## BEGIN ITEMS

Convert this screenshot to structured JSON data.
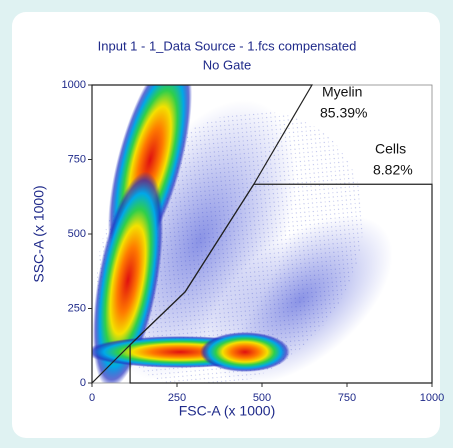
{
  "chart_data": {
    "type": "density",
    "title": "Input 1 - 1_Data Source - 1.fcs compensated",
    "subtitle": "No Gate",
    "x_label": "FSC-A (x 1000)",
    "y_label": "SSC-A (x 1000)",
    "xlim": [
      0,
      1000
    ],
    "xticks": [
      0,
      250,
      500,
      750,
      1000
    ],
    "ylim": [
      0,
      1000
    ],
    "yticks": [
      0,
      250,
      500,
      750,
      1000
    ],
    "gates": [
      {
        "name": "Myelin",
        "value": 85.39,
        "value_label": "85.39%",
        "color": "#222222",
        "x": [
          0,
          112,
          274,
          476,
          647,
          0
        ],
        "y": [
          0,
          128,
          306,
          667,
          1000,
          1000
        ]
      },
      {
        "name": "Cells",
        "value": 8.82,
        "value_label": "8.82%",
        "color": "#222222",
        "x": [
          112,
          112,
          274,
          476,
          1000,
          1000
        ],
        "y": [
          0,
          128,
          306,
          667,
          667,
          0
        ]
      }
    ]
  }
}
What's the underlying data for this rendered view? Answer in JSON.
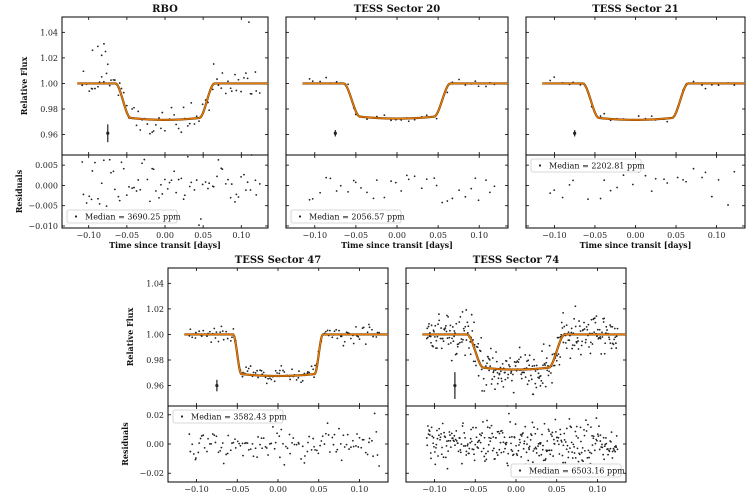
{
  "figure": {
    "ylabel_flux": "Relative Flux",
    "ylabel_resid": "Residuals",
    "xlabel": "Time since transit [days]",
    "colors": {
      "points": "#222222",
      "model": "#e87e04",
      "model_outline": "#7a3a00",
      "frame": "#000000"
    }
  },
  "chart_data": [
    {
      "type": "scatter",
      "title": "RBO",
      "xlim": [
        -0.135,
        0.135
      ],
      "xticks": [
        -0.1,
        -0.05,
        0.0,
        0.05,
        0.1
      ],
      "xtick_labels": [
        "−0.10",
        "−0.05",
        "0.00",
        "0.05",
        "0.10"
      ],
      "show_xlabel": true,
      "flux": {
        "ylim": [
          0.944,
          1.052
        ],
        "yticks": [
          0.96,
          0.98,
          1.0,
          1.02,
          1.04
        ],
        "ytick_labels": [
          "0.96",
          "0.98",
          "1.00",
          "1.02",
          "1.04"
        ],
        "show_ylabel": true
      },
      "resid": {
        "ylim": [
          -0.0105,
          0.0075
        ],
        "yticks": [
          -0.01,
          -0.005,
          0.0,
          0.005
        ],
        "ytick_labels": [
          "−0.010",
          "−0.005",
          "0.000",
          "0.005"
        ],
        "show_ylabel": true
      },
      "model": {
        "depth": 0.027,
        "t_ingress_start": 0.065,
        "t_ingress_end": 0.045
      },
      "noise": {
        "flux": 0.006,
        "resid": 0.0035,
        "n": 80
      },
      "flux_outliers": [
        [
          -0.095,
          1.026
        ],
        [
          -0.088,
          1.029
        ],
        [
          -0.083,
          1.022
        ],
        [
          -0.078,
          1.025
        ],
        [
          -0.08,
          1.031
        ],
        [
          -0.075,
          1.015
        ],
        [
          0.11,
          1.048
        ]
      ],
      "errorbar": {
        "x": -0.075,
        "y": 0.961,
        "half": 0.007
      },
      "legend": {
        "text": "Median = 3690.25 ppm",
        "position": "lower-left"
      }
    },
    {
      "type": "scatter",
      "title": "TESS Sector 20",
      "xlim": [
        -0.135,
        0.135
      ],
      "xticks": [
        -0.1,
        -0.05,
        0.0,
        0.05,
        0.1
      ],
      "xtick_labels": [
        "−0.10",
        "−0.05",
        "0.00",
        "0.05",
        "0.10"
      ],
      "show_xlabel": true,
      "flux": {
        "ylim": [
          0.944,
          1.052
        ],
        "yticks": [
          0.96,
          0.98,
          1.0,
          1.02,
          1.04
        ],
        "ytick_labels": [],
        "show_ylabel": false
      },
      "resid": {
        "ylim": [
          -0.0105,
          0.0075
        ],
        "yticks": [
          -0.01,
          -0.005,
          0.0,
          0.005
        ],
        "ytick_labels": [],
        "show_ylabel": false
      },
      "model": {
        "depth": 0.026,
        "t_ingress_start": 0.065,
        "t_ingress_end": 0.045
      },
      "noise": {
        "flux": 0.002,
        "resid": 0.0022,
        "n": 36
      },
      "flux_outliers": [],
      "errorbar": {
        "x": -0.075,
        "y": 0.961,
        "half": 0.0025
      },
      "legend": {
        "text": "Median = 2056.57 ppm",
        "position": "lower-left"
      }
    },
    {
      "type": "scatter",
      "title": "TESS Sector 21",
      "xlim": [
        -0.135,
        0.135
      ],
      "xticks": [
        -0.1,
        -0.05,
        0.0,
        0.05,
        0.1
      ],
      "xtick_labels": [
        "−0.10",
        "−0.05",
        "0.00",
        "0.05",
        "0.10"
      ],
      "show_xlabel": true,
      "flux": {
        "ylim": [
          0.944,
          1.052
        ],
        "yticks": [
          0.96,
          0.98,
          1.0,
          1.02,
          1.04
        ],
        "ytick_labels": [],
        "show_ylabel": false
      },
      "resid": {
        "ylim": [
          -0.0105,
          0.0075
        ],
        "yticks": [
          -0.01,
          -0.005,
          0.0,
          0.005
        ],
        "ytick_labels": [],
        "show_ylabel": false
      },
      "model": {
        "depth": 0.027,
        "t_ingress_start": 0.065,
        "t_ingress_end": 0.045
      },
      "noise": {
        "flux": 0.002,
        "resid": 0.0022,
        "n": 30
      },
      "flux_outliers": [],
      "errorbar": {
        "x": -0.075,
        "y": 0.961,
        "half": 0.0025
      },
      "legend": {
        "text": "Median = 2202.81 ppm",
        "position": "upper-left"
      }
    },
    {
      "type": "scatter",
      "title": "TESS Sector 47",
      "xlim": [
        -0.135,
        0.135
      ],
      "xticks": [
        -0.1,
        -0.05,
        0.0,
        0.05,
        0.1
      ],
      "xtick_labels": [
        "−0.10",
        "−0.05",
        "0.00",
        "0.05",
        "0.10"
      ],
      "show_xlabel": false,
      "flux": {
        "ylim": [
          0.944,
          1.052
        ],
        "yticks": [
          0.96,
          0.98,
          1.0,
          1.02,
          1.04
        ],
        "ytick_labels": [
          "0.96",
          "0.98",
          "1.00",
          "1.02",
          "1.04"
        ],
        "show_ylabel": true
      },
      "resid": {
        "ylim": [
          -0.026,
          0.026
        ],
        "yticks": [
          -0.02,
          0.0,
          0.02
        ],
        "ytick_labels": [
          "−0.02",
          "0.00",
          "0.02"
        ],
        "show_ylabel": true
      },
      "model": {
        "depth": 0.031,
        "t_ingress_start": 0.055,
        "t_ingress_end": 0.045
      },
      "noise": {
        "flux": 0.0035,
        "resid": 0.006,
        "n": 130
      },
      "flux_outliers": [],
      "errorbar": {
        "x": -0.075,
        "y": 0.96,
        "half": 0.0045
      },
      "legend": {
        "text": "Median = 3582.43 ppm",
        "position": "upper-left"
      }
    },
    {
      "type": "scatter",
      "title": "TESS Sector 74",
      "xlim": [
        -0.135,
        0.135
      ],
      "xticks": [
        -0.1,
        -0.05,
        0.0,
        0.05,
        0.1
      ],
      "xtick_labels": [
        "−0.10",
        "−0.05",
        "0.00",
        "0.05",
        "0.10"
      ],
      "show_xlabel": false,
      "flux": {
        "ylim": [
          0.944,
          1.052
        ],
        "yticks": [
          0.96,
          0.98,
          1.0,
          1.02,
          1.04
        ],
        "ytick_labels": [],
        "show_ylabel": false
      },
      "resid": {
        "ylim": [
          -0.026,
          0.026
        ],
        "yticks": [
          -0.02,
          0.0,
          0.02
        ],
        "ytick_labels": [],
        "show_ylabel": false
      },
      "model": {
        "depth": 0.026,
        "t_ingress_start": 0.06,
        "t_ingress_end": 0.04
      },
      "noise": {
        "flux": 0.0085,
        "resid": 0.0075,
        "n": 330
      },
      "flux_outliers": [],
      "errorbar": {
        "x": -0.075,
        "y": 0.96,
        "half": 0.0105
      },
      "legend": {
        "text": "Median = 6503.16 ppm",
        "position": "lower-right"
      }
    }
  ]
}
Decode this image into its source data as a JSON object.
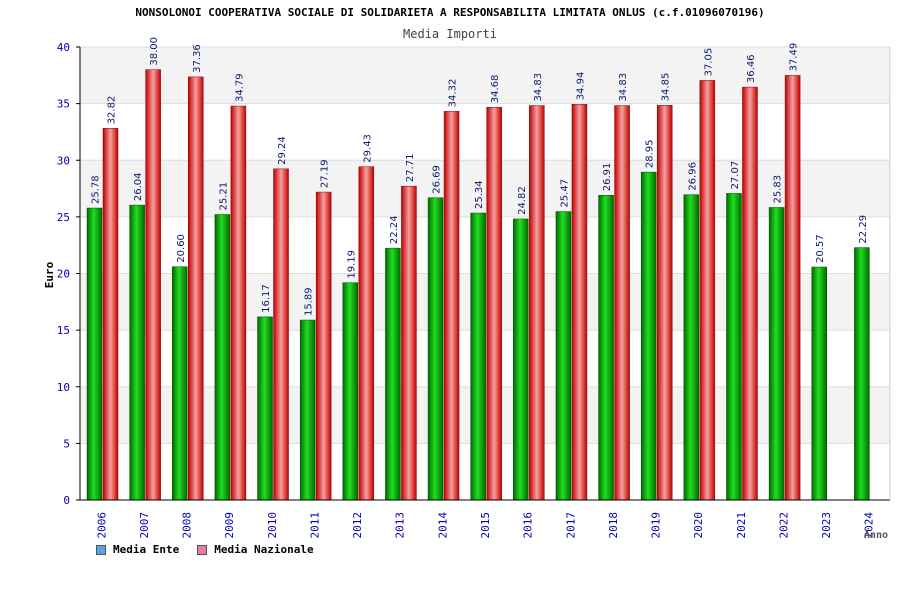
{
  "chart_data": {
    "type": "bar",
    "title": "NONSOLONOI COOPERATIVA SOCIALE DI SOLIDARIETA A RESPONSABILITA LIMITATA ONLUS (c.f.01096070196)",
    "subtitle": "Media Importi",
    "xlabel": "Anno",
    "ylabel": "Euro",
    "ylim": [
      0,
      40
    ],
    "yticks": [
      "0",
      "5",
      "10",
      "15",
      "20",
      "25",
      "30",
      "35",
      "40"
    ],
    "categories": [
      "2006",
      "2007",
      "2008",
      "2009",
      "2010",
      "2011",
      "2012",
      "2013",
      "2014",
      "2015",
      "2016",
      "2017",
      "2018",
      "2019",
      "2020",
      "2021",
      "2022",
      "2023",
      "2024"
    ],
    "series": [
      {
        "name": "Media Ente",
        "color": "#00a000",
        "legend_color": "#5aa0e6",
        "values": [
          25.78,
          26.04,
          20.6,
          25.21,
          16.17,
          15.89,
          19.19,
          22.24,
          26.69,
          25.34,
          24.82,
          25.47,
          26.91,
          28.95,
          26.96,
          27.07,
          25.83,
          20.57,
          22.29
        ],
        "labels": [
          "25.78",
          "26.04",
          "20.60",
          "25.21",
          "16.17",
          "15.89",
          "19.19",
          "22.24",
          "26.69",
          "25.34",
          "24.82",
          "25.47",
          "26.91",
          "28.95",
          "26.96",
          "27.07",
          "25.83",
          "20.57",
          "22.29"
        ]
      },
      {
        "name": "Media Nazionale",
        "color": "#e01010",
        "legend_color": "#e67aa8",
        "values": [
          32.82,
          38.0,
          37.36,
          34.79,
          29.24,
          27.19,
          29.43,
          27.71,
          34.32,
          34.68,
          34.83,
          34.94,
          34.83,
          34.85,
          37.05,
          36.46,
          37.49,
          null,
          null
        ],
        "labels": [
          "32.82",
          "38.00",
          "37.36",
          "34.79",
          "29.24",
          "27.19",
          "29.43",
          "27.71",
          "34.32",
          "34.68",
          "34.83",
          "34.94",
          "34.83",
          "34.85",
          "37.05",
          "36.46",
          "37.49",
          "",
          ""
        ]
      }
    ],
    "grid": true,
    "legend_position": "bottom-left"
  }
}
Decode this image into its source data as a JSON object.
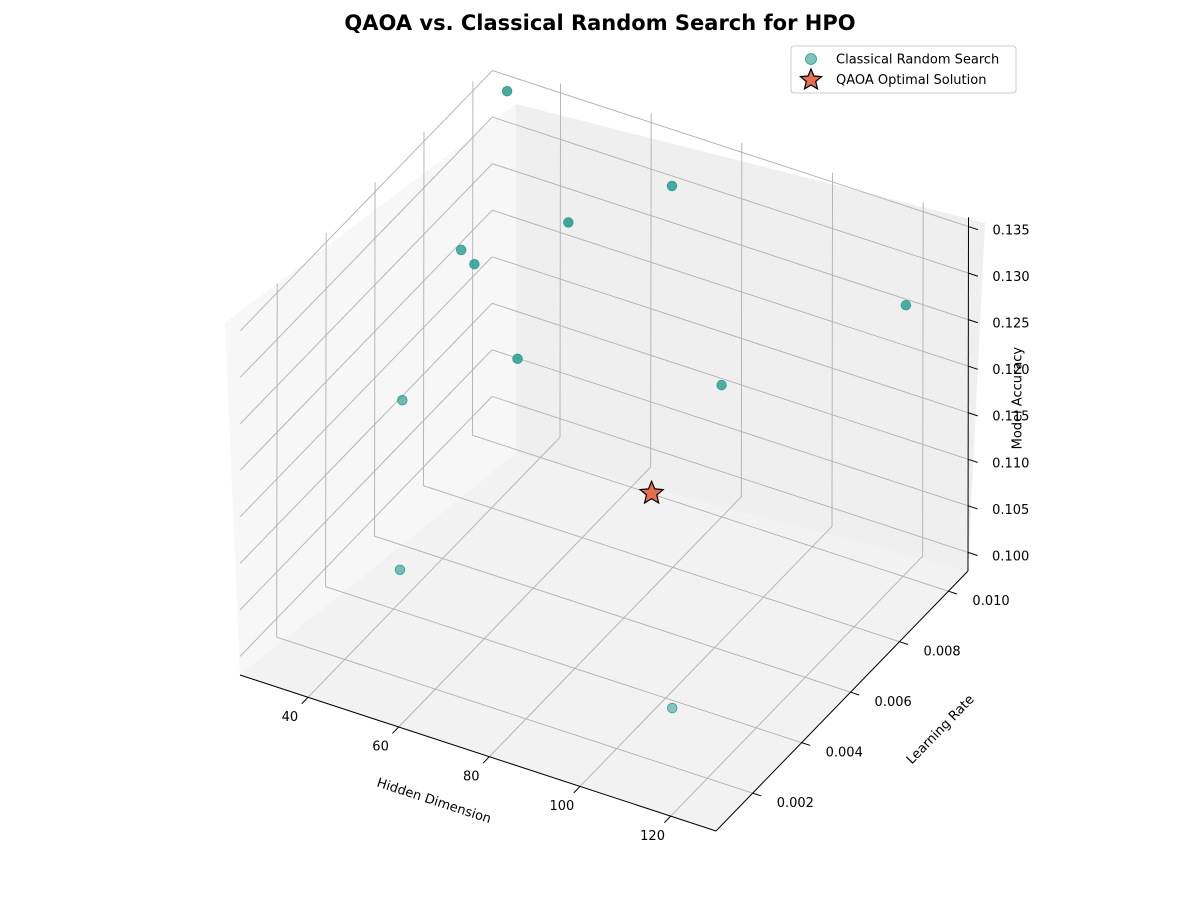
{
  "chart_data": {
    "type": "scatter",
    "title": "QAOA vs. Classical Random Search for HPO",
    "xlabel": "Hidden Dimension",
    "ylabel": "Learning Rate",
    "zlabel": "Model Accuracy",
    "x_ticks": [
      "40",
      "60",
      "80",
      "100",
      "120"
    ],
    "y_ticks": [
      "0.002",
      "0.004",
      "0.006",
      "0.008",
      "0.010"
    ],
    "z_ticks": [
      "0.100",
      "0.105",
      "0.110",
      "0.115",
      "0.120",
      "0.125",
      "0.130",
      "0.135"
    ],
    "xlim": [
      25,
      130
    ],
    "ylim": [
      0.0005,
      0.0108
    ],
    "zlim": [
      0.098,
      0.136
    ],
    "grid": true,
    "legend_position": "top-right",
    "series": [
      {
        "name": "Classical Random Search",
        "marker": "circle",
        "color": "#2a9d8f",
        "points": [
          {
            "x": 32,
            "y": 0.0101,
            "z": 0.1358
          },
          {
            "x": 70,
            "y": 0.0098,
            "z": 0.1325
          },
          {
            "x": 127,
            "y": 0.0088,
            "z": 0.1315
          },
          {
            "x": 45,
            "y": 0.0102,
            "z": 0.1235
          },
          {
            "x": 88,
            "y": 0.0085,
            "z": 0.1175
          },
          {
            "x": 30,
            "y": 0.0086,
            "z": 0.1225
          },
          {
            "x": 27,
            "y": 0.0097,
            "z": 0.1175
          },
          {
            "x": 37,
            "y": 0.0049,
            "z": 0.1175
          },
          {
            "x": 36,
            "y": 0.0098,
            "z": 0.1085
          },
          {
            "x": 43,
            "y": 0.0037,
            "z": 0.1035
          },
          {
            "x": 116,
            "y": 0.0013,
            "z": 0.1068
          }
        ]
      },
      {
        "name": "QAOA Optimal Solution",
        "marker": "star",
        "color": "#e76f51",
        "points": [
          {
            "x": 78,
            "y": 0.0075,
            "z": 0.107
          }
        ]
      }
    ]
  }
}
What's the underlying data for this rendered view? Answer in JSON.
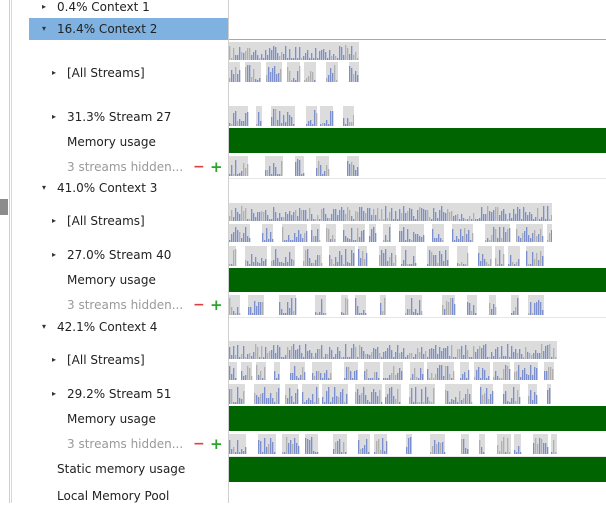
{
  "colors": {
    "selection": "#7fb2e0",
    "memory_band": "#006400",
    "bar_blue": "#7b8fcf",
    "bar_gray": "#b0b0b0",
    "bar_bg": "#dcdcdc",
    "remove": "#e04040",
    "add": "#2aa52a"
  },
  "tree": {
    "context1": {
      "label": "0.4% Context 1",
      "expanded": false
    },
    "context2": {
      "label": "16.4% Context 2",
      "expanded": true,
      "selected": true,
      "all_streams": "[All Streams]",
      "stream": "31.3% Stream 27",
      "memory": "Memory usage",
      "hidden": "3 streams hidden..."
    },
    "context3": {
      "label": "41.0% Context 3",
      "expanded": true,
      "all_streams": "[All Streams]",
      "stream": "27.0% Stream 40",
      "memory": "Memory usage",
      "hidden": "3 streams hidden..."
    },
    "context4": {
      "label": "42.1% Context 4",
      "expanded": true,
      "all_streams": "[All Streams]",
      "stream": "29.2% Stream 51",
      "memory": "Memory usage",
      "hidden": "3 streams hidden..."
    },
    "static_memory": "Static memory usage",
    "local_memory_pool": "Local Memory Pool"
  },
  "icons": {
    "collapsed": "▸",
    "expanded": "▾",
    "remove": "−",
    "add": "+"
  }
}
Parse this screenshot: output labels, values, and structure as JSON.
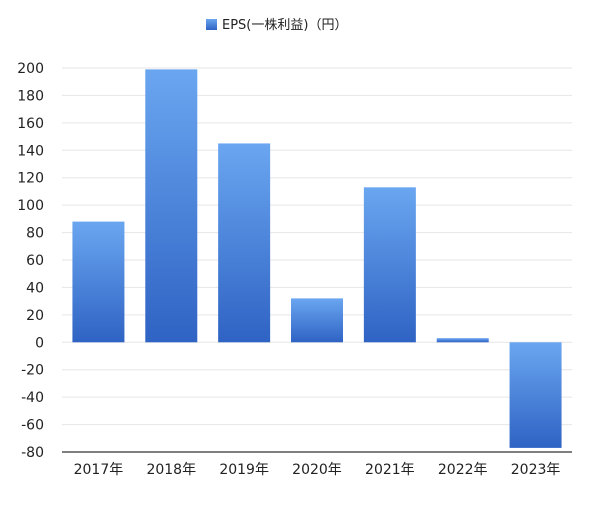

## END ITEMS

INSTRUCTIONS TO FOLLOW: How many lines in the listing above contain "QAOA"? Answer with the number alone.

TASK RESPONSE: 2